◆ **KUTIPAN TEKS**
Tuesday, 05 November 2019

Peserta Didik Tak Naik Kelas, Kok Orangtua Gugat Sekolah?

Selasa, 5 November 2019 — 6:19 WIB
sekolah

ORANGTUA peserta didik, atau wali peserta didik istilah jaman sekarang, memang pinter-pinter. Saking pinternya dan mampu bayar pengacara, ketika anaknya tak naik kelas gugat ke sekolah Rp500 juta. Padahal si anak di SMA swasta tempatnya  bersekolah itu telah pindah sekolah. Jadi apa targetnya, apa mengincar ganti ruginya?

Orangtua cap apapun, ketika anaknya tinggal kelas, biasanya menerima saja dengan asumsi memang anak kita yang bego. Tapi di era gombalisasi ini, ketika para orangtua peserta didik sudah pinter-pinter, suka menyalahkan gurunya. Paling konyol, ada lho yang menggugat ke pengadilan gara-gara anaknya tidak naik kelas.

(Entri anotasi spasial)
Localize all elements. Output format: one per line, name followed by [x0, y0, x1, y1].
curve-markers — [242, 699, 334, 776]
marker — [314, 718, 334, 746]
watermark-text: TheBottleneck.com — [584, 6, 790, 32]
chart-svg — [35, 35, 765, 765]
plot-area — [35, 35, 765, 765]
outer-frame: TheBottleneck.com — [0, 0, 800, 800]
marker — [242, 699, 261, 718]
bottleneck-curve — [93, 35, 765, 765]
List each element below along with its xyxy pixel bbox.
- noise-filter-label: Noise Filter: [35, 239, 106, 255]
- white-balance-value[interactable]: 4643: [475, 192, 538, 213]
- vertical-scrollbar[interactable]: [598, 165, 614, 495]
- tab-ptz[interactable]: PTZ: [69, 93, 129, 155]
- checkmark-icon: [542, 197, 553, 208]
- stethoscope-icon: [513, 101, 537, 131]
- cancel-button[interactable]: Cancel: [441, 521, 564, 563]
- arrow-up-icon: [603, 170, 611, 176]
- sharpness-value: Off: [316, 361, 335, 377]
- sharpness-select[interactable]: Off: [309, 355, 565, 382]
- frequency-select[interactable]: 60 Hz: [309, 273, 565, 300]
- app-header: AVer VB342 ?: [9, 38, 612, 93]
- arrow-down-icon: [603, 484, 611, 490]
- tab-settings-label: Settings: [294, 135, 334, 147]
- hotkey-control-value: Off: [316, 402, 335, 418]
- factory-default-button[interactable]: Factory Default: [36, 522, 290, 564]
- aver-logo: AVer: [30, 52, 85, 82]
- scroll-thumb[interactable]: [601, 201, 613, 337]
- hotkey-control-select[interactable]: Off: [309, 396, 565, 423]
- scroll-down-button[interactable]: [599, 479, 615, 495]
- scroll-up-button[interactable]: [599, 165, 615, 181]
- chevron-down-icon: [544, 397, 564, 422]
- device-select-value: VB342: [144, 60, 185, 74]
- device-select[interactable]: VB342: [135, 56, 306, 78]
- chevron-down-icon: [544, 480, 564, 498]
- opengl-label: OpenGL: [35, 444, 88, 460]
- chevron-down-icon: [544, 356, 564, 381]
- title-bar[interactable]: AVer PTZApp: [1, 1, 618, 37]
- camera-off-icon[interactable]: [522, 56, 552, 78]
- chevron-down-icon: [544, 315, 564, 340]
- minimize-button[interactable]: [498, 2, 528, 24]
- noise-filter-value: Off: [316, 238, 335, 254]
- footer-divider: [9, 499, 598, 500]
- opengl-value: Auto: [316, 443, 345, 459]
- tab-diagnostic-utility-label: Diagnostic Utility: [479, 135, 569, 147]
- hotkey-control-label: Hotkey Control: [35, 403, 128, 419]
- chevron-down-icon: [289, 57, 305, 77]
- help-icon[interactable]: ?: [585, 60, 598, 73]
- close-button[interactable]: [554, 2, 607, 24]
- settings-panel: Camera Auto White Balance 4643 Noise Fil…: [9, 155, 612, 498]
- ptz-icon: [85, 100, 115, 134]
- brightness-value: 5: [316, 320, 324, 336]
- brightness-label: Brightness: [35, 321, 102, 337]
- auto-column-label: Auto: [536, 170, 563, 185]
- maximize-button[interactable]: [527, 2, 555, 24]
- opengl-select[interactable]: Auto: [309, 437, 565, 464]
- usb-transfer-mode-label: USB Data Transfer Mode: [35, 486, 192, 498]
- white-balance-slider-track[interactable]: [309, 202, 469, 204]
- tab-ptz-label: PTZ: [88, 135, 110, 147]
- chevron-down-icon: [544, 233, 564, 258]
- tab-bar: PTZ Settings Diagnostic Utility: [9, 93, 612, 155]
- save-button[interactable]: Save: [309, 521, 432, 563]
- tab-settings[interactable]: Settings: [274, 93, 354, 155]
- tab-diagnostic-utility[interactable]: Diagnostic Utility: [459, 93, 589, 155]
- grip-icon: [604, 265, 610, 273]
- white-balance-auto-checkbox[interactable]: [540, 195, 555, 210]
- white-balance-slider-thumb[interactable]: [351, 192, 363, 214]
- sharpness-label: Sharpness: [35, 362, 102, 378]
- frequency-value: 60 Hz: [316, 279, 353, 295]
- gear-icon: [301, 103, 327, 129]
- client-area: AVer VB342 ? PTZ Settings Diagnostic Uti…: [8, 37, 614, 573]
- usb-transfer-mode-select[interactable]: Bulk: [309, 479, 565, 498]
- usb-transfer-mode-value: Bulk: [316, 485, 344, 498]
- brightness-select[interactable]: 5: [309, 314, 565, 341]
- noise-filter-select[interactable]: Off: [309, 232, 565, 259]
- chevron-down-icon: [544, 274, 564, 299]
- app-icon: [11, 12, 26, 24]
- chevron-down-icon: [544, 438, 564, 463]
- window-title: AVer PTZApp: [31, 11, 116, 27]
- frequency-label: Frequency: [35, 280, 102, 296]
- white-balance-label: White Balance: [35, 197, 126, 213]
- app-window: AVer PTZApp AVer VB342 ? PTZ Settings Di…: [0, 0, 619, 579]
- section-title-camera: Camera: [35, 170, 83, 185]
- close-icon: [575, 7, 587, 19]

◆ **TUGAS A**
Menurut artikel tentang gugatan orangtua, berapa nilai gugatan orangtua ke sekolah karena anaknya tidak naik kelas?
◆ **TUGAS B**
Tukar "pengacara" dengan "advokat" pada bagian artikel tentang gugatan orangtua dari "ORANGTUA peserta didik, atau" sampai "mengincar ganti ruginya?", lalu tuliskan kembali bagian itu.

◆ **KELUARAN A**
Rp500 juta.

◆ **KELUARAN B**
ORANGTUA peserta didik, atau wali peserta didik istilah jaman sekarang, memang pinter-pinter. Saking pinternya dan mampu bayar advokat, ketika anaknya tak naik kelas gugat ke sekolah Rp500 juta. Padahal si anak di SMA swasta tempatnya  bersekolah itu telah pindah sekolah. Jadi apa targetnya, apa mengincar ganti ruginya?